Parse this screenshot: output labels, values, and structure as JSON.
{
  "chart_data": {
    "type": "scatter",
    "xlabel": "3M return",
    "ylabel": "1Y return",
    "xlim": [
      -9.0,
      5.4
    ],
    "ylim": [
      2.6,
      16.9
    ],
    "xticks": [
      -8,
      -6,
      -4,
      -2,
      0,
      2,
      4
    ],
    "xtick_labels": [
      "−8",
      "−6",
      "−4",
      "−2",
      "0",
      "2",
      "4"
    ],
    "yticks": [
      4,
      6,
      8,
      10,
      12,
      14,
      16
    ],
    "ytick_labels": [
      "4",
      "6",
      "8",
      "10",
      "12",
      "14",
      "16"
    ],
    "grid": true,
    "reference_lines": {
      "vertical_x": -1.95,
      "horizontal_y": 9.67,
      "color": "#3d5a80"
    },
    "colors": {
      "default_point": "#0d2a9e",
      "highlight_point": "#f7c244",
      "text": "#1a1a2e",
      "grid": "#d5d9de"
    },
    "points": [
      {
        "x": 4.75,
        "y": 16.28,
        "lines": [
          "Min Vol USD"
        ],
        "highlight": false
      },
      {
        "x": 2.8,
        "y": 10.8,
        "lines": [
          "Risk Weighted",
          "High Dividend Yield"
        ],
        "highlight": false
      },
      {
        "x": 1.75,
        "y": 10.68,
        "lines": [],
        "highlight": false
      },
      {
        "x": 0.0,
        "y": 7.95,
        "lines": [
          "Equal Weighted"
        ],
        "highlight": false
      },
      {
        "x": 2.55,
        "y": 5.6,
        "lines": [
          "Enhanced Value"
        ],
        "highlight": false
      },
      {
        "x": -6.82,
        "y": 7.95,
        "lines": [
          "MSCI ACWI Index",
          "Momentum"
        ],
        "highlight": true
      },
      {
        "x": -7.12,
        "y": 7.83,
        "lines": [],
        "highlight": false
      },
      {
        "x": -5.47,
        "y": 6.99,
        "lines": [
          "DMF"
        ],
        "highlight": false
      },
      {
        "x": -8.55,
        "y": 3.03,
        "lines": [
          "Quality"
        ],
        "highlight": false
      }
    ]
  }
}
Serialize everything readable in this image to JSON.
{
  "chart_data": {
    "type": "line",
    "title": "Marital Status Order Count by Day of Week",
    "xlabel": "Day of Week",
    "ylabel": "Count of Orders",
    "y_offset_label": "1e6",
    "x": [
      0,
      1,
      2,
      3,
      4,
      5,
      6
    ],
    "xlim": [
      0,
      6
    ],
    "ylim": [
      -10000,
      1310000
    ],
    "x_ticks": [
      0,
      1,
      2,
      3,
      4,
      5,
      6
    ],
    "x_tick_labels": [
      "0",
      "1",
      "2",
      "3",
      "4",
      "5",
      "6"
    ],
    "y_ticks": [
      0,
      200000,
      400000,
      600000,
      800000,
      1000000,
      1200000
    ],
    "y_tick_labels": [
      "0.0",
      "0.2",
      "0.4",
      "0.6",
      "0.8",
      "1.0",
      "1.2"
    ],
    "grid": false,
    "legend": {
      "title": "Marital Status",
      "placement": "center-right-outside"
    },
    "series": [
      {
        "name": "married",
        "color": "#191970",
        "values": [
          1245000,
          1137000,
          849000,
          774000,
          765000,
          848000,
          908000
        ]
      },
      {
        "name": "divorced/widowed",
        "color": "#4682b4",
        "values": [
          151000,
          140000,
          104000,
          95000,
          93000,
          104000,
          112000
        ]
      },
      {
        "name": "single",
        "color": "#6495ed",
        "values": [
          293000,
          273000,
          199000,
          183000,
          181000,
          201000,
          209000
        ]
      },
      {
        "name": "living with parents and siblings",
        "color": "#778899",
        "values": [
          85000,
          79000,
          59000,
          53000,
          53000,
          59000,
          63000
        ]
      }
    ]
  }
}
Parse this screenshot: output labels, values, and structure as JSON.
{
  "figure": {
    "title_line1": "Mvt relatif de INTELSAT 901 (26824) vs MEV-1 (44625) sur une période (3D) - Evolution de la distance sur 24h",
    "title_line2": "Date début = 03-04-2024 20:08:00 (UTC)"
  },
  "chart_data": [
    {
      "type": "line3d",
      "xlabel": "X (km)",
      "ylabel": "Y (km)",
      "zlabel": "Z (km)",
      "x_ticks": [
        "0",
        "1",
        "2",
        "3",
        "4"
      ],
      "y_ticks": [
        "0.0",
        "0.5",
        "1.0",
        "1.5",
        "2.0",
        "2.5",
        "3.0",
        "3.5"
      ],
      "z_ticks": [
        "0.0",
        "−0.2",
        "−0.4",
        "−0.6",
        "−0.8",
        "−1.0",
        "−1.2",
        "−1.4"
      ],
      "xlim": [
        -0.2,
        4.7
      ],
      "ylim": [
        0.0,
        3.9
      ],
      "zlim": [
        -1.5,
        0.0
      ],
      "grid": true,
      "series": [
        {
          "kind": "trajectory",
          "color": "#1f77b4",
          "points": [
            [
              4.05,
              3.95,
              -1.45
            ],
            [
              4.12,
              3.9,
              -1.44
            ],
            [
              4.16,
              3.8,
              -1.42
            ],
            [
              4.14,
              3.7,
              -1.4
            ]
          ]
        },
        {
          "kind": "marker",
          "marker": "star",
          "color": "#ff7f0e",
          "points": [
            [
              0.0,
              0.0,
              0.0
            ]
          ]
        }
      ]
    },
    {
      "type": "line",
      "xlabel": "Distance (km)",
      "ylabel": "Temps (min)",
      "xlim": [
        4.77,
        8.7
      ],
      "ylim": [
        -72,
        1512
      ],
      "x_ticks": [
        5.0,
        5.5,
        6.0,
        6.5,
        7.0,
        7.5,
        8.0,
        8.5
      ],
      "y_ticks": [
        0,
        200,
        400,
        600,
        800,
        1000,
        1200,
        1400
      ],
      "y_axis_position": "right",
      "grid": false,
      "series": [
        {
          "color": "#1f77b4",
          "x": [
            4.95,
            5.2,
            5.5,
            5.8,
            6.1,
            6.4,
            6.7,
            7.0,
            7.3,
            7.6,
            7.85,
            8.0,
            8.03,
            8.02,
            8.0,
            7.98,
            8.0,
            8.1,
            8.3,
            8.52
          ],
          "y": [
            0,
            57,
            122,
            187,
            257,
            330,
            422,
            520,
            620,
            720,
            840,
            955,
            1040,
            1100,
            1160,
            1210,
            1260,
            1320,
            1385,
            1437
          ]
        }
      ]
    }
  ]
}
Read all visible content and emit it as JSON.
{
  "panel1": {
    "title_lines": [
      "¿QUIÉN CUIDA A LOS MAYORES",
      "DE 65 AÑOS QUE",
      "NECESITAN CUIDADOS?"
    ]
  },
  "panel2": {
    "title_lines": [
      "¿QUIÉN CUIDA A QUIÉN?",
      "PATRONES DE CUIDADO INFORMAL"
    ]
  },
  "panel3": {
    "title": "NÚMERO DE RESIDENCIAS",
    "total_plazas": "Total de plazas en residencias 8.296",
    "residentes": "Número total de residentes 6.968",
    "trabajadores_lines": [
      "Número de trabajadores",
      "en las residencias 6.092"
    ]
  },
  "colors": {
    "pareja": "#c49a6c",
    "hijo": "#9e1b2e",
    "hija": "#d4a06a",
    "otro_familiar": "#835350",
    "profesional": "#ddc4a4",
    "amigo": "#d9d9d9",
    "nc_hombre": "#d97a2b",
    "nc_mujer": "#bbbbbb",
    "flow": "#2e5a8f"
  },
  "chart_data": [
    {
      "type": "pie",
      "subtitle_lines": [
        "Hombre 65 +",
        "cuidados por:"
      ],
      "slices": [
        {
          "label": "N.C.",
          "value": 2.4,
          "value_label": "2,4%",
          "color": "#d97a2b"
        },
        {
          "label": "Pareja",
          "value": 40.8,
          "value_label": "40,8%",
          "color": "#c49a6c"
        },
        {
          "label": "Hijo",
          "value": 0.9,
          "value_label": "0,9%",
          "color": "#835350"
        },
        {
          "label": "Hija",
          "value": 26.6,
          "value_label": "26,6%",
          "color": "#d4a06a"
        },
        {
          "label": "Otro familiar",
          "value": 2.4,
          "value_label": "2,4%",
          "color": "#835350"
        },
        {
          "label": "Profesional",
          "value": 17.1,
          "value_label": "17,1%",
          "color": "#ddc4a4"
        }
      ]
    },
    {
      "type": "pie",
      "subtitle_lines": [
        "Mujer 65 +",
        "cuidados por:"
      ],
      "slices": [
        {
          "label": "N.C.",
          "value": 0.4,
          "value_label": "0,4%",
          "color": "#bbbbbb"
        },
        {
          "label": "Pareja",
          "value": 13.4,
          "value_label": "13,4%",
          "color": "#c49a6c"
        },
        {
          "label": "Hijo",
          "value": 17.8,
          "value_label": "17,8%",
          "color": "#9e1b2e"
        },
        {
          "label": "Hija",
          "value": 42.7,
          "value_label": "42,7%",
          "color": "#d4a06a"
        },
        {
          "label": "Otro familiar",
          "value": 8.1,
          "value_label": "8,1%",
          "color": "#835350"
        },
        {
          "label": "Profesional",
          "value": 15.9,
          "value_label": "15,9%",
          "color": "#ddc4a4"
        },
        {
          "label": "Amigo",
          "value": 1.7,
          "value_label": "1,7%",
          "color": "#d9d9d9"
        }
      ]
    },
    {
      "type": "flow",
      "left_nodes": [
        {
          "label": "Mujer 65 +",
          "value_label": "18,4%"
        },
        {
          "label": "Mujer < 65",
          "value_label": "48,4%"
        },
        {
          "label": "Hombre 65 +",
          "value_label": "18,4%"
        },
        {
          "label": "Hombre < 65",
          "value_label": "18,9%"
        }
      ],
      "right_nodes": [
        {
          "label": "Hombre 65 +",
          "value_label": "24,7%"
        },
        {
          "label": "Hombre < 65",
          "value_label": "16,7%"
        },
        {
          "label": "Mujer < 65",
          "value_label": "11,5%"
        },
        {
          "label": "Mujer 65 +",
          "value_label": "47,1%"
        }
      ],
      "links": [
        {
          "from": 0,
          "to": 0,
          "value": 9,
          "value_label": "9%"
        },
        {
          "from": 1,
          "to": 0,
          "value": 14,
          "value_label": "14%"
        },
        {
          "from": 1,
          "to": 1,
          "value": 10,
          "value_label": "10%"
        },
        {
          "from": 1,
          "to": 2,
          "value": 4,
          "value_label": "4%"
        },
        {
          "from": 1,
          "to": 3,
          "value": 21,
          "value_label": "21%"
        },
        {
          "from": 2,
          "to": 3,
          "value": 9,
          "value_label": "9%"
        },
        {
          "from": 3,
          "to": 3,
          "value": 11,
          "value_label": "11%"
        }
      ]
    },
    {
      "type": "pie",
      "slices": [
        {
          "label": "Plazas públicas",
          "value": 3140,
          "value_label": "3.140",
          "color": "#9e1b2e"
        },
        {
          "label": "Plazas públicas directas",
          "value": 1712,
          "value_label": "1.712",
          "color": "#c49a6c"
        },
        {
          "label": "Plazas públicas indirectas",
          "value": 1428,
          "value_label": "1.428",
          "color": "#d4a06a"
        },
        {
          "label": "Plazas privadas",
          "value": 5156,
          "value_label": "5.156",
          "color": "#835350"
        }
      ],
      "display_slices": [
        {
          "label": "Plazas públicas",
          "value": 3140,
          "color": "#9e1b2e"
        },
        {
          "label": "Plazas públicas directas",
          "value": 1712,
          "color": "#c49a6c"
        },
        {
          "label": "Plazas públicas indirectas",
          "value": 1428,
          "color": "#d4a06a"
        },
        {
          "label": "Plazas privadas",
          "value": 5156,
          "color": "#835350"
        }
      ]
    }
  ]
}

******************************

Copy all lines from the listing that contain "type".

> [Output for this task]:
    "type": "scatter",
    "type": "line",
      "type": "line3d",
      "type": "line",
      "type": "pie",
      "type": "pie",
      "type": "flow",
      "type": "pie",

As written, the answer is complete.